• PAGE TEXT
--- START ---
Parallel and Distributed Processing Symposium, International (2011)
Anchorage, Alaska USA
May 16, 2011 to May 20, 2011
DOI Bookmark: http://doi.ieeecomputersociety.org/10.1109/IPDPS.2011.60
We study the complexity of traversing tree-shaped workflows whose tasks require large I/O files. Such workflows typically arise in the multifrontal method of sparse matrix factorization. We target a classical two-level memory system, where the main memory is faster but smaller than the secondary memory. A task in the workflow can be processed if all its predecessors have been processed, and if its input and output files fit in the currently available main memory. The amount of available memory at a given time depends upon the ordering in which the tasks are executed. What is the minimum amount of main memory, over all post order schemes, or over all possible traversals, that is needed for an in-core execution? We establish several complexity results that answer these questions. We propose a new, polynomial time, exact algorithm which runs faster than a reference algorithm. Next, we address the setting where the required memory renders a pure in-core solution unfeasible. In this setting, we ask the following question: what is the minimum amount of I/O that must be performed between the main memory and the secondary memory? We show that this latter problem is NP-hard, and propose efficient heuristics. All algorithms and heuristics are thoroughly evaluated on assembly trees arising in the context of sparse matrix factorizations.
Y. Robert, M. Jacquelin, B. Uçar and L. Marchal, "On Optimal Tree Traversals for Sparse Matrix Factorization," 25th IEEE International Parallel & Distributed Processing Symposium (IPDPS 2011)(IPDPS), Anchorage, AK, 2011, pp. 556-567.
--- END ---
• TASK DIRECTIONS
Reproduce the page text on the tree traversals paper verbatim, from the symposium line through the citation.

• PROVIDED INFORMATION
--- START ---
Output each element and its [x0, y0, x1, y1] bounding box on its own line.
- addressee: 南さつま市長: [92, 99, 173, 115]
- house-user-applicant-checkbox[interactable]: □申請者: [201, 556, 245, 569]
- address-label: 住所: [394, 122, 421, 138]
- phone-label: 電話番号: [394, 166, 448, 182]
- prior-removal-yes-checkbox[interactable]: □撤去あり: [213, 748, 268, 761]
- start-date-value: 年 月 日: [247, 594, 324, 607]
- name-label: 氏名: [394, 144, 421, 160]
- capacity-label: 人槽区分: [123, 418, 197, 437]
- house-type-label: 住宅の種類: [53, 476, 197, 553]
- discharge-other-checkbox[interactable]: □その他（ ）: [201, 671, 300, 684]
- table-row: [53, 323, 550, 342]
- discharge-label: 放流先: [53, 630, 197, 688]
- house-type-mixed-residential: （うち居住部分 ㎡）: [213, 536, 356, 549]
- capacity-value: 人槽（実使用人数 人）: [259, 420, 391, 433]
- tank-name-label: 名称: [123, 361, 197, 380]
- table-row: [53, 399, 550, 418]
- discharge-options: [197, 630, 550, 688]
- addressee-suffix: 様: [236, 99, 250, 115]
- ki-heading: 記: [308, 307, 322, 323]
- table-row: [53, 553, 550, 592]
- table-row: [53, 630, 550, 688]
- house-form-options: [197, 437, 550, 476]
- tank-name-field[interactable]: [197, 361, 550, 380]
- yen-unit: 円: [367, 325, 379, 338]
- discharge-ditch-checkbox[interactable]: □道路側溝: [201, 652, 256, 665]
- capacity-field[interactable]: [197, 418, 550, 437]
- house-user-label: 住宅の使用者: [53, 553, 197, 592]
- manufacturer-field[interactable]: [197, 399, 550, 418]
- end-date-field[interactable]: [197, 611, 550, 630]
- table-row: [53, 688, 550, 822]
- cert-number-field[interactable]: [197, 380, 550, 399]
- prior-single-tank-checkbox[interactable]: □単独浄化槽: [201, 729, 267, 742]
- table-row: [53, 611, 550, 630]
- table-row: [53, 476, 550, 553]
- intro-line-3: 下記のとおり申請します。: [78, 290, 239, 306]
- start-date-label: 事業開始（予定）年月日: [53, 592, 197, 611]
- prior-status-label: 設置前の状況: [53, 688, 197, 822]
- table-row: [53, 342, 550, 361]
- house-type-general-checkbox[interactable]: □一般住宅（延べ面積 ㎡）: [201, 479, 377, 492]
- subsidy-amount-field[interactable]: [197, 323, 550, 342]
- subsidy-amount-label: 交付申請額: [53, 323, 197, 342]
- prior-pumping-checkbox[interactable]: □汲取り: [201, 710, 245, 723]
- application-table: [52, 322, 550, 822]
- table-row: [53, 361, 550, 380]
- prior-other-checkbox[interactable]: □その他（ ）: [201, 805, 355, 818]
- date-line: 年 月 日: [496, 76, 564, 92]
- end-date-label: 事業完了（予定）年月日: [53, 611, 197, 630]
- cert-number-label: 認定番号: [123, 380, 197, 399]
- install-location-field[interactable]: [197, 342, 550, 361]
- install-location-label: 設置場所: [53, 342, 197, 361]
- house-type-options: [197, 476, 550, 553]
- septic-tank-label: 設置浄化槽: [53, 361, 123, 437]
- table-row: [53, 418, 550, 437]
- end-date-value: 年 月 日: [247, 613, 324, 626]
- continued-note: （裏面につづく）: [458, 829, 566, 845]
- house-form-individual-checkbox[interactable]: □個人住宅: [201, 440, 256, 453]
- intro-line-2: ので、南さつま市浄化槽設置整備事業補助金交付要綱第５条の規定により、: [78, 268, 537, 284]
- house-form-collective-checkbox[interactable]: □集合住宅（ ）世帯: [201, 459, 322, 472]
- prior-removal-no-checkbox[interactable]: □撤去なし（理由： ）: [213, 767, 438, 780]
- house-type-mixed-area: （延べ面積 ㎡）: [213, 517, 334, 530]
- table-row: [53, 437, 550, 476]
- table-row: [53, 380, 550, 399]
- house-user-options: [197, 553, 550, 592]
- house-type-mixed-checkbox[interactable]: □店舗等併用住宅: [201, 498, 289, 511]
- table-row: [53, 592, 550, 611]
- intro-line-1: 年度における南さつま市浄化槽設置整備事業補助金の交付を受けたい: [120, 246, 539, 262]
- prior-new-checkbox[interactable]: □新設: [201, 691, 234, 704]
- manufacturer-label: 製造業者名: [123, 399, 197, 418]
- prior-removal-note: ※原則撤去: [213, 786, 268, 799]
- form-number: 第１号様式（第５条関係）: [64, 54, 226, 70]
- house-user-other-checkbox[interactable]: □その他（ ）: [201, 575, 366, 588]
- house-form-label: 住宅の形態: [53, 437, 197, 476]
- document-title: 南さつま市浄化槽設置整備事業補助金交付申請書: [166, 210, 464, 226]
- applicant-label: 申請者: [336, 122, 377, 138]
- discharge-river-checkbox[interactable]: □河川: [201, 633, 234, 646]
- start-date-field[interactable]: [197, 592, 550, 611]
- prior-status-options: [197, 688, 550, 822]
--- END ---
• REPLY
Parallel and Distributed Processing Symposium, International (2011)
Anchorage, Alaska USA
May 16, 2011 to May 20, 2011
DOI Bookmark: http://doi.ieeecomputersociety.org/10.1109/IPDPS.2011.60
We study the complexity of traversing tree-shaped workflows whose tasks require large I/O files. Such workflows typically arise in the multifrontal method of sparse matrix factorization. We target a classical two-level memory system, where the main memory is faster but smaller than the secondary memory. A task in the workflow can be processed if all its predecessors have been processed, and if its input and output files fit in the currently available main memory. The amount of available memory at a given time depends upon the ordering in which the tasks are executed. What is the minimum amount of main memory, over all post order schemes, or over all possible traversals, that is needed for an in-core execution? We establish several complexity results that answer these questions. We propose a new, polynomial time, exact algorithm which runs faster than a reference algorithm. Next, we address the setting where the required memory renders a pure in-core solution unfeasible. In this setting, we ask the following question: what is the minimum amount of I/O that must be performed between the main memory and the secondary memory? We show that this latter problem is NP-hard, and propose efficient heuristics. All algorithms and heuristics are thoroughly evaluated on assembly trees arising in the context of sparse matrix factorizations.
Y. Robert, M. Jacquelin, B. Uçar and L. Marchal, "On Optimal Tree Traversals for Sparse Matrix Factorization," 25th IEEE International Parallel & Distributed Processing Symposium (IPDPS 2011)(IPDPS), Anchorage, AK, 2011, pp. 556-567.